A RAND study from January 2021 showed nearly a quarter of those surveyed expressed the desire to quit after just one year of teaching during the pandemic.

The average national turnover rate was only 16 percent before COVID-19. However, in 2021, that number jumped to 25 percent.

This year, 80 percent of NEA members reported that unfilled job openings at schools have led to more work obligations for the educators who’ve chosen to stay in their profession.

“I think people are leaving because it’s all too much. It’s a firestorm. It’s all eroding,” Heidi Rickard told The Epoch Times.

Rickard has been an educator since 1999. After spending some time teaching in Colorado Springs, she put down roots in the Alameda Unified school district in the San Francisco Bay Area.

She explained that many veteran teachers “just can’t take it” anymore and are leaving due, in part, to the scale of mental health challenges students brought back to the classroom after two years of online learning.

“As a veteran teacher, when the best of my best isn’t working, that’s so defeating,” Rickard said.

Two years of excessive screen time at home and the disengagement of online learning have left students struggling, falling behind, and adrift in a sea of depression.

COVID-19 and its subsequent restrictions created a mental health crisis for youth, which is now manifesting as aggressive or excessively troublesome behavior in the classroom.

In October 2021, the American Academy of Pediatrics, the American Academy of Child and Adolescent Psychiatry, and the Children’s Hospital Association acknowledged the pandemic-fueled decline in child and adolescent mental health had become a national emergency.

And the dire shortage of counselors in school districts to assist students has added to this.

Rickard noted, “We haven’t had a counselor all year. Nobody even applied.”

Findings from a joint study on the role of school counselors from the Connecticut State Department of Education, the Connecticut School Counselor Association, and the Center for School Counseling Outcome Research and Evaluation at the University of Massachusetts Amherst revealed schools with fewer students and more counselors had lower rates of student suspensions and disciplinary actions.

Study material.
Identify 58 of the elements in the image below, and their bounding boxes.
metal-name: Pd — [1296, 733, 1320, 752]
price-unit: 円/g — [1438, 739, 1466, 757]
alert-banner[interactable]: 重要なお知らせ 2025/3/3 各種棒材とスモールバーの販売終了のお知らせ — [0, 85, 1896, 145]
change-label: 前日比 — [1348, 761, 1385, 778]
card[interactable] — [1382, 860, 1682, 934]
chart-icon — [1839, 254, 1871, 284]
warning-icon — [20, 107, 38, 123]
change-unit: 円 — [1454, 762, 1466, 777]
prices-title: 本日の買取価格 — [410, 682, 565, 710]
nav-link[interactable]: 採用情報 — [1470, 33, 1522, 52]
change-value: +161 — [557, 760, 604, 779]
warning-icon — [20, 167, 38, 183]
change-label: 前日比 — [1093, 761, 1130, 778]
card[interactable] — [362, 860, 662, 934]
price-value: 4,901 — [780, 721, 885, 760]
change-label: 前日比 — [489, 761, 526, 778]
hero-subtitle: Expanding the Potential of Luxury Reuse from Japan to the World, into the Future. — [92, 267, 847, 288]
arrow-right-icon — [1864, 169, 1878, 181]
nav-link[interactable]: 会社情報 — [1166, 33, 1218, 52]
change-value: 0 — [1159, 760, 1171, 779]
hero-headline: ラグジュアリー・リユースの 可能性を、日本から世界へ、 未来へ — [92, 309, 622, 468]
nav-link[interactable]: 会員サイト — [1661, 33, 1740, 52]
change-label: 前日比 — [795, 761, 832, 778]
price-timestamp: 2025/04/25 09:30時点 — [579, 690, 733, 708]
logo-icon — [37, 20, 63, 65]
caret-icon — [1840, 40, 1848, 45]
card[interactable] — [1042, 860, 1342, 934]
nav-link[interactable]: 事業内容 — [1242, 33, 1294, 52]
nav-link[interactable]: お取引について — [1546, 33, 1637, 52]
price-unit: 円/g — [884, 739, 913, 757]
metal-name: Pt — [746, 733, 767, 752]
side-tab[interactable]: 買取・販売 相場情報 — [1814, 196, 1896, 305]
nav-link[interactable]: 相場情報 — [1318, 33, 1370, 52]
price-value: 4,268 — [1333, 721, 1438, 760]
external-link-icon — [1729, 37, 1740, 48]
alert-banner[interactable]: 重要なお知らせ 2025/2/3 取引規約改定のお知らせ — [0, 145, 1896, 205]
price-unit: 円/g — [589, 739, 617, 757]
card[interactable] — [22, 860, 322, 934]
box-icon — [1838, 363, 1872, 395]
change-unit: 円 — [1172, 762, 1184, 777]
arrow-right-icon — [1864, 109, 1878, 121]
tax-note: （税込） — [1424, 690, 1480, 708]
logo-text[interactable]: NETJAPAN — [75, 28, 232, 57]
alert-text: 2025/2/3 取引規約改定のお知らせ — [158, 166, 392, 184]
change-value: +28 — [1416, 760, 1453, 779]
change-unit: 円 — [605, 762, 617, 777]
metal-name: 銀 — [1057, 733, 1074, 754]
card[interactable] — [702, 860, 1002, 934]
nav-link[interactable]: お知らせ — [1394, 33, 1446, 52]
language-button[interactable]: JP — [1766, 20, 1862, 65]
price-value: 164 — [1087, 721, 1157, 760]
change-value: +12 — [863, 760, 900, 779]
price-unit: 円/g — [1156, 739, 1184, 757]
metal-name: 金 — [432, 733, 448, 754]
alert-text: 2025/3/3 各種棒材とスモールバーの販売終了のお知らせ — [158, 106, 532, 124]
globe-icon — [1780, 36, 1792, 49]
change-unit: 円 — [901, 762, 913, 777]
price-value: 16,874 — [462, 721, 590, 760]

Required actions.
(A) Reproduce the passage on teacher turnover word for word, starting with "Two years of excessive" and going on through "in the classroom.".
(B) List every figure given as a percentage in the passage on teacher turnover.
(C) Pick up the passage on teacher turnover after its last sentence and keep writing.
The data has nothing to do with the passage on teacher turnover.

Numbered answers.
(A)
Two years of excessive screen time at home and the disengagement of online learning have left students struggling, falling behind, and adrift in a sea of depression.

COVID-19 and its subsequent restrictions created a mental health crisis for youth, which is now manifesting as aggressive or excessively troublesome behavior in the classroom.

(B) 16 percent, 25 percent, 80 percent

(C)
Former superintendent, educator, and school counselor Gary Marks spent decades working in Nebraska schools. He agreed that student counseling and support for teachers in the classroom have hit a critical point.

“You need way more counselors when you’re having all these mental health issues,” Marks told The Epoch Times.

For example, he pointed to where his grandchildren go to school in Tennessee’s Farragut school district, which has only two counselors for about 600 students.

He also thinks a general lack of respect for educators underscores why more are leaving their jobs early, and others are reluctant to apply.

“The respect situation is just a huge issue,” he said.

Marks was candid when asked about the difficulties of hiring new talent in schools. “I don’t know right now, given the way the world is, if I’d be interested in being a classroom teacher.”

Yet the struggle to keep existing educators and hire new ones is only half the battle. A new report from the American Association of Colleges for Teacher Education indicates that university students pursuing teaching degrees are declining.

In 2019, U.S. colleges awarded fewer than 90,000 undergraduate degrees in education. That’s down from nearly 200,000 a year in the 1970s. Over the past 10 years alone, the number of people completing traditional teacher preparation programs has dropped by 35 percent.

“This is a five-alarm crisis,” said NEA president Becky Pringle.

One of the hurdles administrators face amid the staff scarcity is a lengthy certification and training process even after qualified university graduates apply to teach.

“I want to continue teaching—however, I’m being forced out,” Lisa Carley Hotaling told The Epoch Times.

Having taught in Michigan and New York, Hotaling found herself between a rock and a hard place after she took a teaching job in California as an emergency hire in the Alameda Unified school district.

Despite already having a master’s degree and more than a decade of education and classroom experience, she still has to take the California Basic Skills Test (CBEST) and go back to school specifically for her master’s in education to continue teaching.